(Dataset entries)
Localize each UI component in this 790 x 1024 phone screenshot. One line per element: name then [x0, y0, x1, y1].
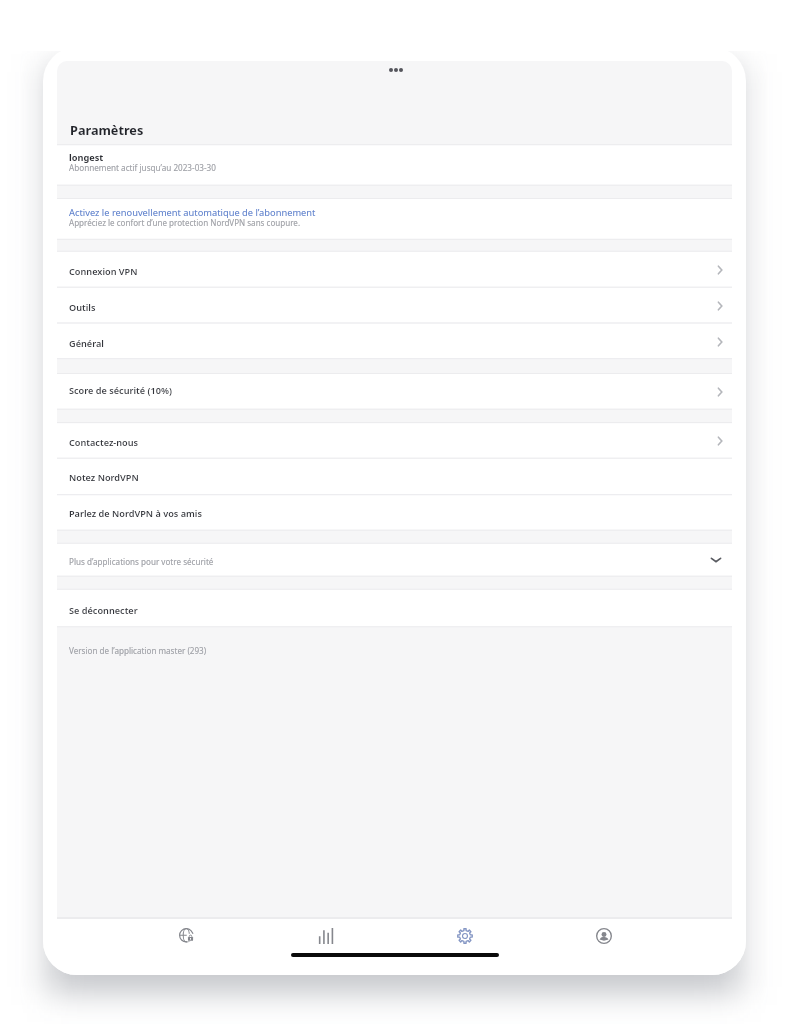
- staticText: Paramètres: [70, 121, 144, 138]
- button[interactable]: Settings: [395, 919, 534, 952]
- button[interactable]: Se déconnecter: [57, 590, 732, 627]
- button[interactable]: Parlez de NordVPN à vos amis: [57, 495, 732, 530]
- button[interactable]: longest: [57, 145, 732, 185]
- staticText: Outils: [69, 301, 96, 313]
- button[interactable]: Score de sécurité (10%): [57, 374, 732, 409]
- button[interactable]: Activez le renouvellement automatique de…: [57, 199, 732, 239]
- button[interactable]: Account: [534, 919, 673, 952]
- staticText: Score de sécurité (10%): [69, 384, 172, 396]
- staticText: Notez NordVPN: [69, 471, 139, 483]
- staticText: Abonnement actif jusqu’au 2023-03-30: [69, 162, 216, 173]
- button[interactable]: Statistics: [256, 919, 395, 952]
- button[interactable]: VPN connection: [117, 919, 256, 952]
- staticText: Appréciez le confort d’une protection No…: [69, 217, 301, 228]
- staticText: Plus d’applications pour votre sécurité: [69, 556, 214, 567]
- staticText: longest: [69, 151, 104, 164]
- staticText: Activez le renouvellement automatique de…: [69, 206, 316, 219]
- button[interactable]: Plus d’applications pour votre sécurité: [57, 544, 732, 576]
- button[interactable]: Outils: [57, 288, 732, 323]
- button[interactable]: Notez NordVPN: [57, 459, 732, 495]
- button[interactable]: Contactez-nous: [57, 423, 732, 458]
- staticText: Contactez-nous: [69, 436, 139, 448]
- staticText: Se déconnecter: [69, 604, 138, 616]
- staticText: Connexion VPN: [69, 265, 138, 277]
- staticText: Version de l’application master (293): [69, 645, 207, 656]
- button[interactable]: Général: [57, 324, 732, 359]
- staticText: Général: [69, 337, 104, 349]
- staticText: Parlez de NordVPN à vos amis: [69, 507, 202, 519]
- button[interactable]: Connexion VPN: [57, 252, 732, 287]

_WHAT THE TASK ASKS_
List each line of the material that contains the string "déconnecter", copying the lines in full. Case counts.

_ANSWER IN FULL_
- button[interactable]: Se déconnecter: [57, 590, 732, 627]
- staticText: Se déconnecter: [69, 604, 138, 616]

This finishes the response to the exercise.